Quote all entries exactly, leaving pictures aside.

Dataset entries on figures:
* * * * * * *

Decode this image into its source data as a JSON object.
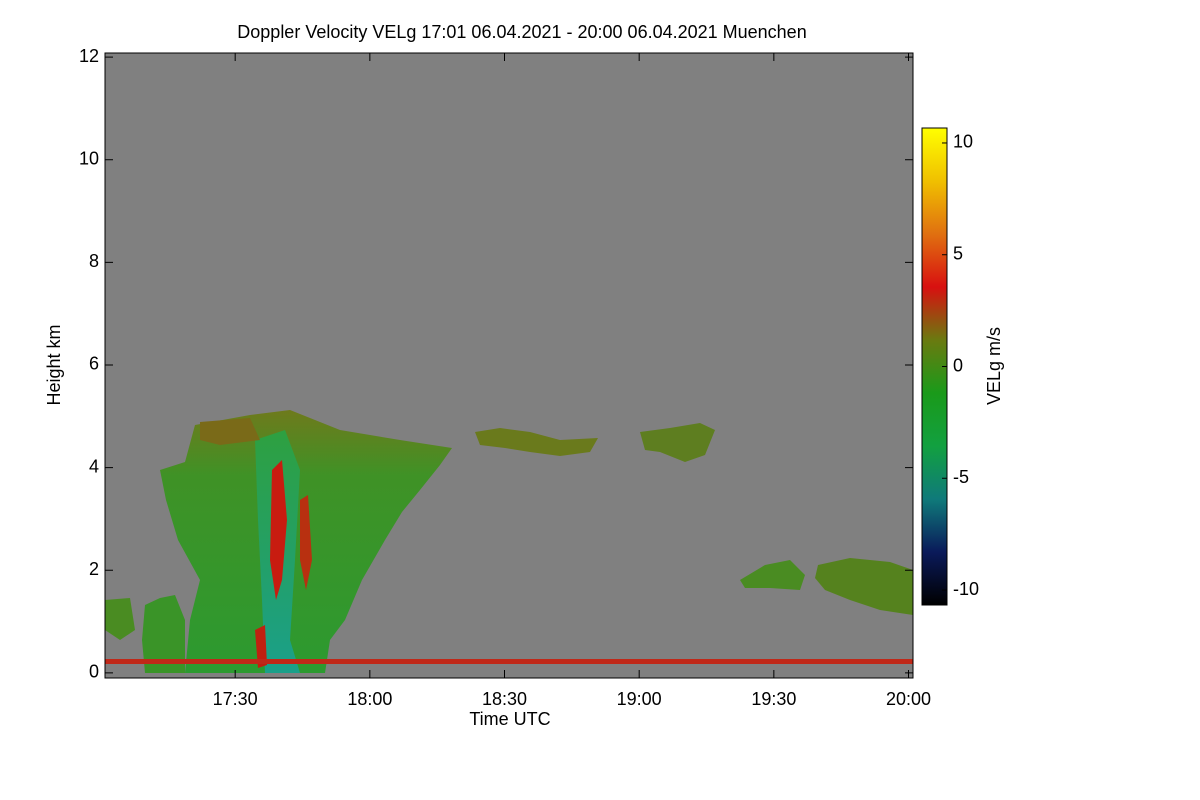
{
  "chart_data": {
    "type": "heatmap",
    "title": "Doppler Velocity VELg   17:01 06.04.2021 - 20:00 06.04.2021 Muenchen",
    "xlabel": "Time UTC",
    "ylabel": "Height km",
    "xlim": [
      1021,
      1201
    ],
    "xticks": [
      {
        "value": 1050,
        "label": "17:30"
      },
      {
        "value": 1080,
        "label": "18:00"
      },
      {
        "value": 1110,
        "label": "18:30"
      },
      {
        "value": 1140,
        "label": "19:00"
      },
      {
        "value": 1170,
        "label": "19:30"
      },
      {
        "value": 1200,
        "label": "20:00"
      }
    ],
    "ylim": [
      -0.1,
      12.08
    ],
    "yticks": [
      0,
      2,
      4,
      6,
      8,
      10,
      12
    ],
    "background": "#808080",
    "colorbar": {
      "label": "VELg m/s",
      "lim": [
        -10.67,
        10.67
      ],
      "ticks": [
        -10,
        -5,
        0,
        5,
        10
      ],
      "colors": [
        "#000000",
        "#0a1a5a",
        "#0f7a7a",
        "#12a040",
        "#1a9a1a",
        "#6a7a10",
        "#d81010",
        "#e07010",
        "#f0c000",
        "#ffff00"
      ]
    }
  }
}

* * * * * * *

RESPONSE:
Decode this image into its source data as a JSON object.
{
  "chart_data": {
    "type": "heatmap",
    "title": "Doppler Velocity VELg   17:01 06.04.2021 - 20:00 06.04.2021 Muenchen",
    "xlabel": "Time UTC",
    "ylabel": "Height km",
    "xlim": [
      1021,
      1201
    ],
    "xticks": [
      {
        "value": 1050,
        "label": "17:30"
      },
      {
        "value": 1080,
        "label": "18:00"
      },
      {
        "value": 1110,
        "label": "18:30"
      },
      {
        "value": 1140,
        "label": "19:00"
      },
      {
        "value": 1170,
        "label": "19:30"
      },
      {
        "value": 1200,
        "label": "20:00"
      }
    ],
    "ylim": [
      -0.1,
      12.08
    ],
    "yticks": [
      0,
      2,
      4,
      6,
      8,
      10,
      12
    ],
    "background": "#808080",
    "colorbar": {
      "label": "VELg m/s",
      "lim": [
        -10.67,
        10.67
      ],
      "ticks": [
        -10,
        -5,
        0,
        5,
        10
      ],
      "colors": [
        "#000000",
        "#0a1a5a",
        "#0f7a7a",
        "#12a040",
        "#1a9a1a",
        "#6a7a10",
        "#d81010",
        "#e07010",
        "#f0c000",
        "#ffff00"
      ]
    }
  }
}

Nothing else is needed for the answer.